AIM ▸
In the material below, find each line holding the string "source" and copy it.

Dataset entries on figures
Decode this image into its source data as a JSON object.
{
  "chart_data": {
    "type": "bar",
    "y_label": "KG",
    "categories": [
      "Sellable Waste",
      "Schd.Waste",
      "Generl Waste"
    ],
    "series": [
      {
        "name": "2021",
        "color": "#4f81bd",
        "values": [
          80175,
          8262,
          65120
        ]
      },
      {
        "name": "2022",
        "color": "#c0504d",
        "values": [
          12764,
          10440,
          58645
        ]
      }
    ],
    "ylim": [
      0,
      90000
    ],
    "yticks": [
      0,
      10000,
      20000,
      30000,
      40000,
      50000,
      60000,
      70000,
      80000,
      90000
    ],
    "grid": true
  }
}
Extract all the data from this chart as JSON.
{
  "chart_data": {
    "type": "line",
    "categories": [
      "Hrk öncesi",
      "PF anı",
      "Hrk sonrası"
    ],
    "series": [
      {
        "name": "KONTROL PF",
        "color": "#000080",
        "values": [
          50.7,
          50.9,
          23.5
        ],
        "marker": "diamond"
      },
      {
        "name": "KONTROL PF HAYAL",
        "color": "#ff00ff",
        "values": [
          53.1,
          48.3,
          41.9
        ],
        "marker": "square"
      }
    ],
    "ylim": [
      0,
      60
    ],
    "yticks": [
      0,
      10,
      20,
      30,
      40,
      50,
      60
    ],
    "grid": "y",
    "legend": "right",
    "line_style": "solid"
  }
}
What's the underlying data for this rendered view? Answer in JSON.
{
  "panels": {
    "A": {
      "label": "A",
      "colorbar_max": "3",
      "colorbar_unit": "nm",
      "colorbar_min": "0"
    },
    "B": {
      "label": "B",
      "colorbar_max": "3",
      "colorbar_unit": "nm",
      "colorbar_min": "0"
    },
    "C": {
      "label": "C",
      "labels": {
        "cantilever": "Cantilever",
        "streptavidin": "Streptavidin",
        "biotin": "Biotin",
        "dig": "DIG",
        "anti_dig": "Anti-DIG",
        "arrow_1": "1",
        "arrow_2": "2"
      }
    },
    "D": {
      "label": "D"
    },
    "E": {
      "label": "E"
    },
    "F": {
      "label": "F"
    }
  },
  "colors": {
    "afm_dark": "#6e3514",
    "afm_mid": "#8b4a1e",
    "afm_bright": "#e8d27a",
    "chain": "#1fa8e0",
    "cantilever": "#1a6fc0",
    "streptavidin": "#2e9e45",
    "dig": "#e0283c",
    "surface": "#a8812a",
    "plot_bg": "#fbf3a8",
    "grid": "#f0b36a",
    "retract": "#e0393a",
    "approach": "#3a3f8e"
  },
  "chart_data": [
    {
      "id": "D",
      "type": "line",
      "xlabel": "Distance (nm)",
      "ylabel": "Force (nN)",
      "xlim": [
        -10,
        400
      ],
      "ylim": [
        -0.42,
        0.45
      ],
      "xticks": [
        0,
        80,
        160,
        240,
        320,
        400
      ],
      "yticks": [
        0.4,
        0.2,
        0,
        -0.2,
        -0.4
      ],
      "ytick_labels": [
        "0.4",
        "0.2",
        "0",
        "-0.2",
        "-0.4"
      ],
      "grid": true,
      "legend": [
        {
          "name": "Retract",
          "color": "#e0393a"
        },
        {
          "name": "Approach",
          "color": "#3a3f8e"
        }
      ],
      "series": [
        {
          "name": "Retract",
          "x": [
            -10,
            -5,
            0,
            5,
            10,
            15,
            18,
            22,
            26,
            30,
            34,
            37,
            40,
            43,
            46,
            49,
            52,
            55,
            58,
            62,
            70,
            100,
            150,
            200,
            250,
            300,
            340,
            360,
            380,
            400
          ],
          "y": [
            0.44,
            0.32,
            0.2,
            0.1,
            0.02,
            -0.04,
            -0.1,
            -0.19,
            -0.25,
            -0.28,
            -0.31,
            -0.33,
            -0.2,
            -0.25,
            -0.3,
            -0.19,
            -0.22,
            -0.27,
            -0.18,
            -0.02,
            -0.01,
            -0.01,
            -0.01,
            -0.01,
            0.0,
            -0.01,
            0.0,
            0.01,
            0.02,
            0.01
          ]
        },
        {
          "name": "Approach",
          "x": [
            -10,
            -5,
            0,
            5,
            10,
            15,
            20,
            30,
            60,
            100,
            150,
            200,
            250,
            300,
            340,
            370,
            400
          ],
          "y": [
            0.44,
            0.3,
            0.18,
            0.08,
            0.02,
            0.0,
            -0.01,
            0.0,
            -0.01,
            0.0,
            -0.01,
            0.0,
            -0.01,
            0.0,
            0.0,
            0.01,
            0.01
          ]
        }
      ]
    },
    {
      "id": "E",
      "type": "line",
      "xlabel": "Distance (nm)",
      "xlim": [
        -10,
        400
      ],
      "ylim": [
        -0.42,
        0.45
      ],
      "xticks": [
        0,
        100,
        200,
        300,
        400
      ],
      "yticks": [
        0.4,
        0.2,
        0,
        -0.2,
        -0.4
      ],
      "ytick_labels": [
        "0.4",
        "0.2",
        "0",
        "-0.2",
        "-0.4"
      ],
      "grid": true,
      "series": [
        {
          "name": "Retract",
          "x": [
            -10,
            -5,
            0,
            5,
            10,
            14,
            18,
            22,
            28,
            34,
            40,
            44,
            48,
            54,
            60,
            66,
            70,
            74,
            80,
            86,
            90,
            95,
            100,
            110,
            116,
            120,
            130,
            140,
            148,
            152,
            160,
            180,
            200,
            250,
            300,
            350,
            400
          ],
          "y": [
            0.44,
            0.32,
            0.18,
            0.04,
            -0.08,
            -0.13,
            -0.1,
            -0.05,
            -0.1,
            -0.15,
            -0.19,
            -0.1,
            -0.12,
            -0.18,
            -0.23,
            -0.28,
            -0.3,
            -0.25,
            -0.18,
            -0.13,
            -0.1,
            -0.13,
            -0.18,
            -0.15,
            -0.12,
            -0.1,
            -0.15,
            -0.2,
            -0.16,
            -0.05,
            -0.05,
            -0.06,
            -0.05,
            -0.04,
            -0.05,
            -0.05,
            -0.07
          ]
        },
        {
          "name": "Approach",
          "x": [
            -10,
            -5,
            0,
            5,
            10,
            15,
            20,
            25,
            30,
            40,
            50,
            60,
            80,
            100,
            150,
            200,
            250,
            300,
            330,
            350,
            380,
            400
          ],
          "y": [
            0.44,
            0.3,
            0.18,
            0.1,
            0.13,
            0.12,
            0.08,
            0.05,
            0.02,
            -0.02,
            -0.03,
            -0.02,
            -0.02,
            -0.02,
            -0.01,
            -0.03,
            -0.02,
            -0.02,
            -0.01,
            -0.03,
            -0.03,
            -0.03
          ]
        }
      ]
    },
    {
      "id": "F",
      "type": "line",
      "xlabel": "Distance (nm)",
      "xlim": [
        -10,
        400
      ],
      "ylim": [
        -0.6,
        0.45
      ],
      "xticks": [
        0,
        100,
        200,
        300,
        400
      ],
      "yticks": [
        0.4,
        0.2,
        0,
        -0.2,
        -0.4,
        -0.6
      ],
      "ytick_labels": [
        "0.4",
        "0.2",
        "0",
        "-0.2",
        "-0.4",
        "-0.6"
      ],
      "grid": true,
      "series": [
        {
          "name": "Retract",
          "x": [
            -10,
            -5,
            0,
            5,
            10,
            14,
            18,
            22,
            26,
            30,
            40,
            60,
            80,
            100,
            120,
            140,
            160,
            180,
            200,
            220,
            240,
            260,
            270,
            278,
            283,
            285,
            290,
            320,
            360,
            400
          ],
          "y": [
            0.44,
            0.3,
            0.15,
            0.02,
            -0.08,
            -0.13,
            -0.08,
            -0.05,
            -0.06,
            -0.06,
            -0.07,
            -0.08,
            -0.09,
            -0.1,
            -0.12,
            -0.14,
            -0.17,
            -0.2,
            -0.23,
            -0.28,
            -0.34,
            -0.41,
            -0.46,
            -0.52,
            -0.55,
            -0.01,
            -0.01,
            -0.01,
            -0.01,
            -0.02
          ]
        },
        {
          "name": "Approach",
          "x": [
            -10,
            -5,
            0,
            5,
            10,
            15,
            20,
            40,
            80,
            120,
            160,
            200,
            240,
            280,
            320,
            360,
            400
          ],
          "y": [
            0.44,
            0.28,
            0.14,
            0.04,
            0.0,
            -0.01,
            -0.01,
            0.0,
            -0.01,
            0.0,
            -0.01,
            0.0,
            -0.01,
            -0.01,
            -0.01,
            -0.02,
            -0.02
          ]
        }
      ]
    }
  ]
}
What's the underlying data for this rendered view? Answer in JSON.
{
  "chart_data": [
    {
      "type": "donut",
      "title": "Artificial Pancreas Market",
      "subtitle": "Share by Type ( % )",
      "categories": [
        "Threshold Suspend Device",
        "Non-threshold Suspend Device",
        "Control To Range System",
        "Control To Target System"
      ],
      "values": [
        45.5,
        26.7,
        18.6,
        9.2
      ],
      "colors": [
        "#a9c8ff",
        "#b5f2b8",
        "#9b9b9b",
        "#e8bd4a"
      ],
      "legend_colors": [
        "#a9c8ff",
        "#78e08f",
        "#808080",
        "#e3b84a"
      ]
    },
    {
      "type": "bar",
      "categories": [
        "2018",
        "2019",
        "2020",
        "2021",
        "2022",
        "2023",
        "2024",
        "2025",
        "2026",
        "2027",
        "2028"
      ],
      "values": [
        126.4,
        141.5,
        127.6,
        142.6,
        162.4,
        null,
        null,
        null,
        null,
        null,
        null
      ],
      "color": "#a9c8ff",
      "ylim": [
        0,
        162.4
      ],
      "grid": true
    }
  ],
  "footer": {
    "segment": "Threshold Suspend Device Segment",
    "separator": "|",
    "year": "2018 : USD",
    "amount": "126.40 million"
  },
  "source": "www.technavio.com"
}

ANSWER IN FULL ▸
Decode this image into its source data as a JSON object.
  "source": "www.technavio.com"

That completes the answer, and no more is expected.